>> START Raw records

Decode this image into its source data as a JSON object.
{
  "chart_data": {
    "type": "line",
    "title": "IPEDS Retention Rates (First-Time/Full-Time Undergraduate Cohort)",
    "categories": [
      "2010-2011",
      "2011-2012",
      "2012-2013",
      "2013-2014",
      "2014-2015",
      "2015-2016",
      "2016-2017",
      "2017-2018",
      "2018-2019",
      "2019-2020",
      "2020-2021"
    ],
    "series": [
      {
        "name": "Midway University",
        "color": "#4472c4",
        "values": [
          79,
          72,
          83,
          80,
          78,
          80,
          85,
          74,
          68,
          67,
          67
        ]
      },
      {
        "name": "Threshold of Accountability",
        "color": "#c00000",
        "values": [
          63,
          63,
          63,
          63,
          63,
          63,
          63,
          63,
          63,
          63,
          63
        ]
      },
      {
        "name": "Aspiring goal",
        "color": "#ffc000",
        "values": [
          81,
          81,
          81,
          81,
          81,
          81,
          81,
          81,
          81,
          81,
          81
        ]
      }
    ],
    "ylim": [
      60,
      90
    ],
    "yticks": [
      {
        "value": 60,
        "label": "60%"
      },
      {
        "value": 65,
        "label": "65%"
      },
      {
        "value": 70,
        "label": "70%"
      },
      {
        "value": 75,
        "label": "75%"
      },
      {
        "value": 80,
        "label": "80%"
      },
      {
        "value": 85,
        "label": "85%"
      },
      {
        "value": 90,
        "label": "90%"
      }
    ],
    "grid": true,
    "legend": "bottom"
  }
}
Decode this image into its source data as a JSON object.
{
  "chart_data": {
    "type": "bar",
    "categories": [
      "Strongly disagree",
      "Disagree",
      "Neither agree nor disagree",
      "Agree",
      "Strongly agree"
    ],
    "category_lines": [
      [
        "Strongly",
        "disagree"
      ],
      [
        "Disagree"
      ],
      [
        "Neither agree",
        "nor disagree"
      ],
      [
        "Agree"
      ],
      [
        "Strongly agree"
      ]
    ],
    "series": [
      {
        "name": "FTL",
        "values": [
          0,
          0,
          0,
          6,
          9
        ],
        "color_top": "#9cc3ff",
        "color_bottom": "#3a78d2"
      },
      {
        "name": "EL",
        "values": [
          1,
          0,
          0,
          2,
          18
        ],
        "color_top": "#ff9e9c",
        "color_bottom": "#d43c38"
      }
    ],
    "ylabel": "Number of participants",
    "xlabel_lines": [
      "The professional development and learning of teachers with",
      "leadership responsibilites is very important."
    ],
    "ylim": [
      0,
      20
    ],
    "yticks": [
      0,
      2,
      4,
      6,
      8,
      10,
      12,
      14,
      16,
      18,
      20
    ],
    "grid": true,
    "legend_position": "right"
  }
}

>> END Raw records

- Written request:
Every record shown above should be written out again exactly.

- Task response:
Decode this image into its source data as a JSON object.
{
  "chart_data": {
    "type": "line",
    "title": "IPEDS Retention Rates (First-Time/Full-Time Undergraduate Cohort)",
    "categories": [
      "2010-2011",
      "2011-2012",
      "2012-2013",
      "2013-2014",
      "2014-2015",
      "2015-2016",
      "2016-2017",
      "2017-2018",
      "2018-2019",
      "2019-2020",
      "2020-2021"
    ],
    "series": [
      {
        "name": "Midway University",
        "color": "#4472c4",
        "values": [
          79,
          72,
          83,
          80,
          78,
          80,
          85,
          74,
          68,
          67,
          67
        ]
      },
      {
        "name": "Threshold of Accountability",
        "color": "#c00000",
        "values": [
          63,
          63,
          63,
          63,
          63,
          63,
          63,
          63,
          63,
          63,
          63
        ]
      },
      {
        "name": "Aspiring goal",
        "color": "#ffc000",
        "values": [
          81,
          81,
          81,
          81,
          81,
          81,
          81,
          81,
          81,
          81,
          81
        ]
      }
    ],
    "ylim": [
      60,
      90
    ],
    "yticks": [
      {
        "value": 60,
        "label": "60%"
      },
      {
        "value": 65,
        "label": "65%"
      },
      {
        "value": 70,
        "label": "70%"
      },
      {
        "value": 75,
        "label": "75%"
      },
      {
        "value": 80,
        "label": "80%"
      },
      {
        "value": 85,
        "label": "85%"
      },
      {
        "value": 90,
        "label": "90%"
      }
    ],
    "grid": true,
    "legend": "bottom"
  }
}
Decode this image into its source data as a JSON object.
{
  "chart_data": {
    "type": "bar",
    "categories": [
      "Strongly disagree",
      "Disagree",
      "Neither agree nor disagree",
      "Agree",
      "Strongly agree"
    ],
    "category_lines": [
      [
        "Strongly",
        "disagree"
      ],
      [
        "Disagree"
      ],
      [
        "Neither agree",
        "nor disagree"
      ],
      [
        "Agree"
      ],
      [
        "Strongly agree"
      ]
    ],
    "series": [
      {
        "name": "FTL",
        "values": [
          0,
          0,
          0,
          6,
          9
        ],
        "color_top": "#9cc3ff",
        "color_bottom": "#3a78d2"
      },
      {
        "name": "EL",
        "values": [
          1,
          0,
          0,
          2,
          18
        ],
        "color_top": "#ff9e9c",
        "color_bottom": "#d43c38"
      }
    ],
    "ylabel": "Number of participants",
    "xlabel_lines": [
      "The professional development and learning of teachers with",
      "leadership responsibilites is very important."
    ],
    "ylim": [
      0,
      20
    ],
    "yticks": [
      0,
      2,
      4,
      6,
      8,
      10,
      12,
      14,
      16,
      18,
      20
    ],
    "grid": true,
    "legend_position": "right"
  }
}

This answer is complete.